Image region annotations
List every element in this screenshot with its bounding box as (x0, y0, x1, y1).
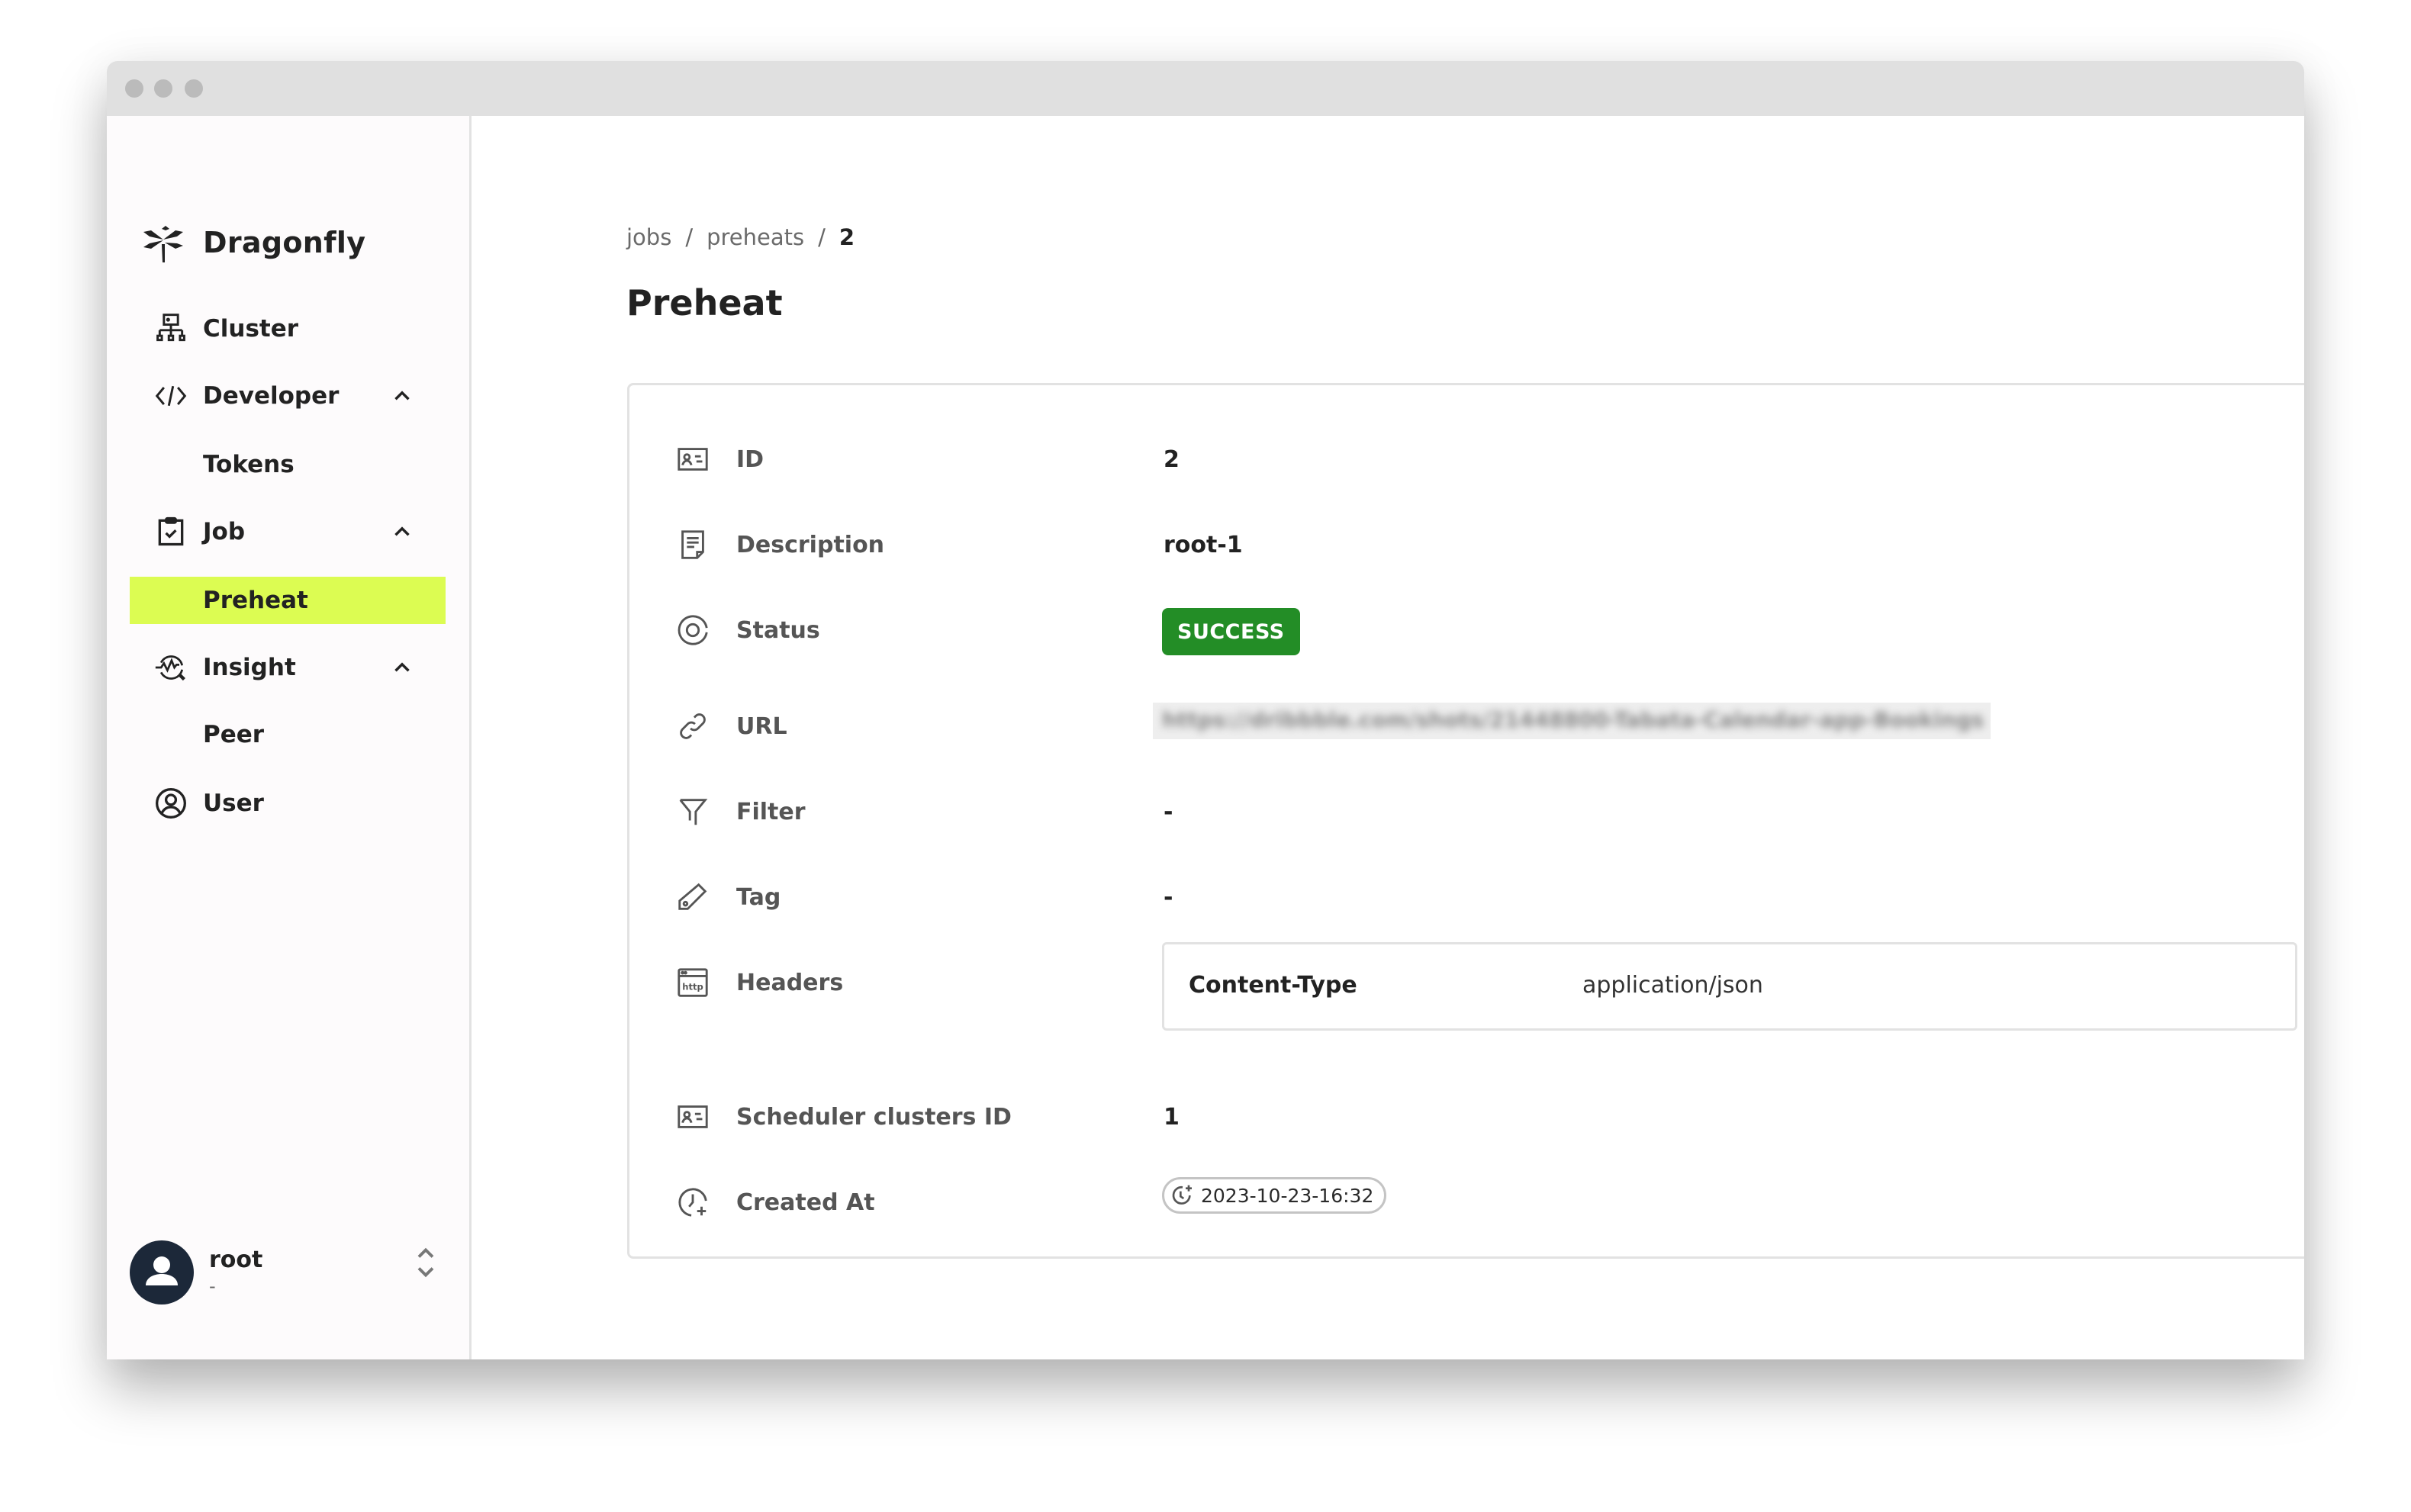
sidebar-item-developer[interactable]: Developer (130, 372, 446, 420)
detail-label: ID (736, 446, 765, 473)
detail-label: Headers (736, 970, 844, 996)
sidebar-item-peer[interactable]: Peer (130, 711, 446, 758)
window-minimize-dot[interactable] (154, 79, 172, 98)
detail-label: Filter (736, 799, 806, 825)
link-icon (675, 709, 710, 744)
detail-label: URL (736, 713, 787, 740)
detail-row-scheduler-clusters-id: Scheduler clusters ID 1 (629, 1093, 2304, 1139)
app-name: Dragonfly (203, 226, 366, 259)
detail-value-url: https://dribbble.com/shots/21448800-Taba… (1162, 707, 1984, 732)
created-at-chip: 2023-10-23-16:32 (1162, 1177, 1387, 1214)
sidebar-item-label: Cluster (203, 315, 299, 343)
clipboard-check-icon (153, 513, 189, 550)
person-icon (146, 1256, 178, 1285)
sidebar-item-tokens[interactable]: Tokens (130, 441, 446, 488)
status-ring-icon (675, 613, 710, 648)
detail-value-description: root-1 (1164, 532, 1243, 558)
insight-icon (153, 649, 189, 686)
user-name: root (209, 1247, 263, 1273)
sidebar-item-label: Insight (203, 654, 296, 681)
tag-icon (675, 880, 710, 915)
sidebar-item-insight[interactable]: Insight (130, 644, 446, 691)
breadcrumb: jobs / preheats / 2 (626, 224, 855, 250)
sidebar-item-label: User (203, 790, 264, 817)
window-maximize-dot[interactable] (185, 79, 203, 98)
id-card-icon (675, 442, 710, 477)
detail-row-tag: Tag - (629, 873, 2304, 919)
header-key: Content-Type (1189, 972, 1357, 999)
sidebar-item-label: Peer (203, 721, 265, 748)
sidebar-item-preheat[interactable]: Preheat (130, 577, 446, 624)
detail-label: Status (736, 617, 820, 644)
detail-row-url: URL https://dribbble.com/shots/21448800-… (629, 703, 2304, 748)
sidebar-item-label: Developer (203, 382, 340, 410)
detail-value-filter: - (1164, 799, 1173, 825)
sidebar-item-label: Job (203, 518, 246, 545)
logo[interactable]: Dragonfly (140, 220, 365, 265)
dragonfly-logo-icon (143, 226, 183, 262)
chevron-up-down-icon[interactable] (412, 1243, 439, 1282)
svg-text:http: http (682, 982, 703, 992)
breadcrumb-separator: / (818, 224, 826, 250)
detail-row-created-at: Created At 2023-10-23-16:32 (629, 1177, 2304, 1224)
url-value-blurred[interactable]: https://dribbble.com/shots/21448800-Taba… (1153, 703, 1991, 739)
avatar (130, 1240, 194, 1305)
header-value: application/json (1582, 972, 1763, 999)
chevron-up-icon[interactable] (389, 383, 415, 409)
detail-value-created-at: 2023-10-23-16:32 (1201, 1184, 1374, 1207)
detail-label: Scheduler clusters ID (736, 1104, 1012, 1131)
sidebar-item-user[interactable]: User (130, 780, 446, 827)
user-menu[interactable]: root - (130, 1239, 450, 1312)
sidebar: Dragonfly Cluster Developer Tokens Job P… (107, 116, 472, 1359)
headers-table: Content-Type application/json (1162, 942, 2297, 1031)
status-badge: SUCCESS (1162, 608, 1300, 655)
detail-label: Created At (736, 1189, 875, 1216)
breadcrumb-jobs[interactable]: jobs (626, 224, 671, 250)
breadcrumb-preheats[interactable]: preheats (707, 224, 804, 250)
sidebar-item-label: Tokens (203, 451, 295, 478)
detail-value-tag: - (1164, 884, 1173, 911)
detail-row-description: Description root-1 (629, 521, 2304, 567)
detail-label: Description (736, 532, 885, 558)
user-circle-icon (153, 785, 189, 822)
http-icon: http (675, 965, 710, 1000)
detail-value-scheduler-clusters-id: 1 (1164, 1104, 1180, 1131)
user-subtitle: - (209, 1276, 216, 1297)
window-close-dot[interactable] (125, 79, 143, 98)
window-titlebar (107, 61, 2304, 116)
main-content: jobs / preheats / 2 Preheat ID 2 Descrip… (474, 116, 2304, 1359)
breadcrumb-separator: / (685, 224, 694, 250)
chevron-up-icon[interactable] (389, 655, 415, 680)
id-card-icon (675, 1099, 710, 1134)
detail-value-id: 2 (1164, 446, 1180, 473)
document-icon (675, 527, 710, 562)
clock-plus-icon (1172, 1185, 1192, 1205)
sidebar-item-label: Preheat (203, 587, 308, 614)
preheat-detail-card: ID 2 Description root-1 Status SUCCESS U… (627, 383, 2304, 1259)
filter-icon (675, 794, 710, 829)
code-icon (153, 378, 189, 414)
detail-row-filter: Filter - (629, 788, 2304, 834)
detail-label: Tag (736, 884, 781, 911)
breadcrumb-current: 2 (839, 224, 855, 250)
detail-row-status: Status SUCCESS (629, 606, 2304, 655)
cluster-icon (153, 310, 189, 347)
detail-row-id: ID 2 (629, 436, 2304, 481)
sidebar-item-job[interactable]: Job (130, 508, 446, 555)
page-title: Preheat (626, 282, 783, 323)
chevron-up-icon[interactable] (389, 519, 415, 545)
app-window: Dragonfly Cluster Developer Tokens Job P… (107, 61, 2304, 1359)
detail-row-headers: http Headers Content-Type application/js… (629, 942, 2304, 1031)
sidebar-item-cluster[interactable]: Cluster (130, 305, 446, 352)
clock-plus-icon (675, 1185, 710, 1220)
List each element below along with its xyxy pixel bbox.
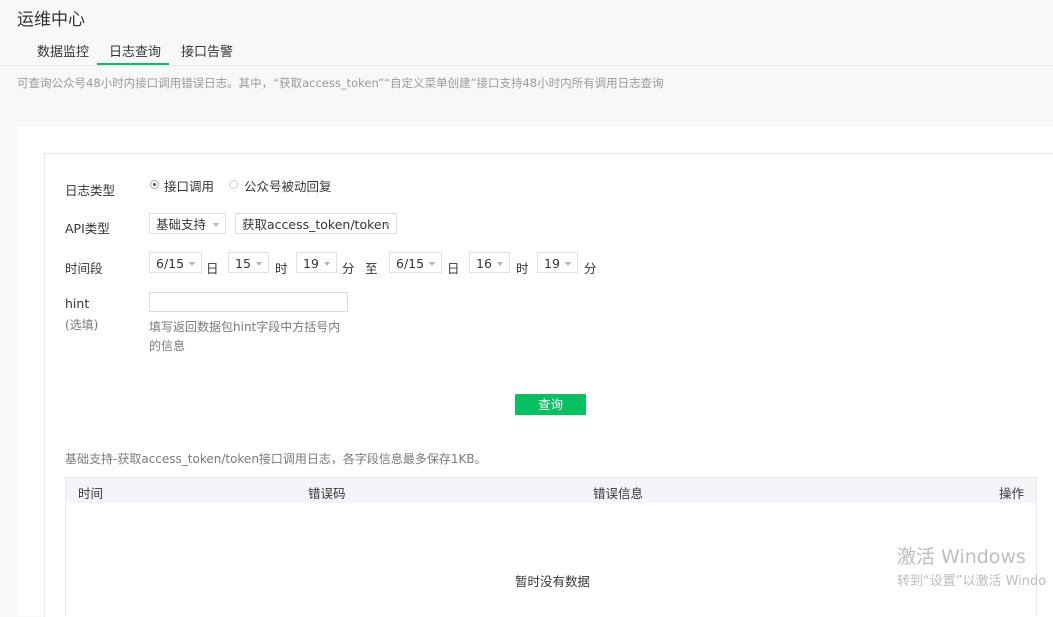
end-hour-unit: 时 [516, 261, 529, 276]
hint-help-line-2: 的信息 [149, 339, 186, 353]
start-hour-select[interactable]: 15 [228, 252, 269, 273]
column-header-time: 时间 [78, 486, 104, 501]
hint-help-text: 填写返回数据包hint字段中方括号内 的信息 [149, 318, 349, 356]
chevron-down-icon [429, 262, 435, 266]
chevron-down-icon [213, 223, 219, 227]
tab-bar: 数据监控 日志查询 接口告警 [0, 38, 1053, 66]
start-minute-select[interactable]: 19 [296, 252, 337, 273]
start-date-select[interactable]: 6/15 [149, 252, 202, 273]
query-button[interactable]: 查询 [515, 394, 586, 415]
api-category-select[interactable]: 基础支持 [149, 213, 226, 234]
end-date-select[interactable]: 6/15 [389, 252, 442, 273]
start-day-unit: 日 [206, 261, 219, 276]
chevron-down-icon [565, 262, 571, 266]
column-header-error-code: 错误码 [308, 486, 346, 501]
api-category-value: 基础支持 [156, 217, 207, 232]
start-minute-unit: 分 [342, 261, 355, 276]
table-description: 基础支持-获取access_token/token接口调用日志，各字段信息最多保… [65, 452, 487, 466]
hint-help-line-1: 填写返回数据包hint字段中方括号内 [149, 320, 341, 334]
table-body [65, 503, 1037, 616]
log-type-label: 日志类型 [65, 183, 116, 198]
chevron-down-icon [189, 262, 195, 266]
start-minute-value: 19 [303, 256, 319, 271]
hint-optional-label: (选填) [65, 318, 99, 332]
api-name-value: 获取access_token/token [242, 217, 390, 232]
notice-text: 可查询公众号48小时内接口调用错误日志。其中，“获取access_token”“… [17, 76, 664, 90]
chevron-down-icon [497, 262, 503, 266]
tab-data-monitor[interactable]: 数据监控 [37, 41, 89, 60]
windows-activation-watermark-subtitle: 转到“设置”以激活 Windo [897, 574, 1047, 589]
table-header: 时间 错误码 错误信息 操作 [65, 477, 1037, 504]
hint-input[interactable] [149, 292, 348, 312]
time-range-label: 时间段 [65, 261, 103, 276]
chevron-down-icon [324, 262, 330, 266]
end-minute-value: 19 [544, 256, 560, 271]
tab-api-alert[interactable]: 接口告警 [181, 41, 233, 60]
radio-passive-reply[interactable] [229, 180, 238, 189]
windows-activation-watermark-title: 激活 Windows [897, 546, 1026, 568]
start-hour-value: 15 [235, 256, 251, 271]
start-date-value: 6/15 [156, 256, 185, 271]
api-name-select[interactable]: 获取access_token/token [235, 213, 397, 234]
api-type-label: API类型 [65, 221, 110, 236]
column-header-error-message: 错误信息 [593, 486, 644, 501]
column-header-action: 操作 [999, 486, 1025, 501]
end-minute-unit: 分 [584, 261, 597, 276]
range-separator: 至 [365, 261, 378, 276]
end-date-value: 6/15 [396, 256, 425, 271]
end-hour-value: 16 [476, 256, 492, 271]
radio-passive-reply-label[interactable]: 公众号被动回复 [244, 176, 332, 195]
page-title: 运维中心 [17, 10, 85, 30]
chevron-down-icon [384, 223, 390, 227]
active-tab-indicator [97, 63, 169, 65]
chevron-down-icon [256, 262, 262, 266]
end-day-unit: 日 [447, 261, 460, 276]
end-minute-select[interactable]: 19 [537, 252, 578, 273]
radio-api-call[interactable] [150, 180, 159, 189]
start-hour-unit: 时 [275, 261, 288, 276]
tab-log-query[interactable]: 日志查询 [109, 41, 161, 60]
end-hour-select[interactable]: 16 [469, 252, 510, 273]
radio-api-call-label[interactable]: 接口调用 [164, 176, 214, 195]
hint-label: hint [65, 296, 90, 311]
empty-state-text: 暂时没有数据 [515, 574, 591, 589]
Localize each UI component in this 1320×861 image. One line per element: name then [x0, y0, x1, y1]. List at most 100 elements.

*BRIEF*: Copy out the lines of the material above, from the line containing "end-hour-unit: 时 [516, 261, 529, 276]" up to and including the line containing "452, 487, 466]", without changing them.

*PROBLEM SOLUTION*:
end-hour-unit: 时 [516, 261, 529, 276]
hint-help-line-2: 的信息 [149, 339, 186, 353]
start-hour-select[interactable]: 15 [228, 252, 269, 273]
column-header-time: 时间 [78, 486, 104, 501]
hint-help-text: 填写返回数据包hint字段中方括号内 的信息 [149, 318, 349, 356]
chevron-down-icon [429, 262, 435, 266]
chevron-down-icon [213, 223, 219, 227]
tab-bar: 数据监控 日志查询 接口告警 [0, 38, 1053, 66]
start-minute-select[interactable]: 19 [296, 252, 337, 273]
start-date-select[interactable]: 6/15 [149, 252, 202, 273]
query-button[interactable]: 查询 [515, 394, 586, 415]
api-category-select[interactable]: 基础支持 [149, 213, 226, 234]
end-date-select[interactable]: 6/15 [389, 252, 442, 273]
start-day-unit: 日 [206, 261, 219, 276]
chevron-down-icon [565, 262, 571, 266]
column-header-error-code: 错误码 [308, 486, 346, 501]
api-category-value: 基础支持 [156, 217, 207, 232]
start-minute-unit: 分 [342, 261, 355, 276]
table-description: 基础支持-获取access_token/token接口调用日志，各字段信息最多保… [65, 452, 487, 466]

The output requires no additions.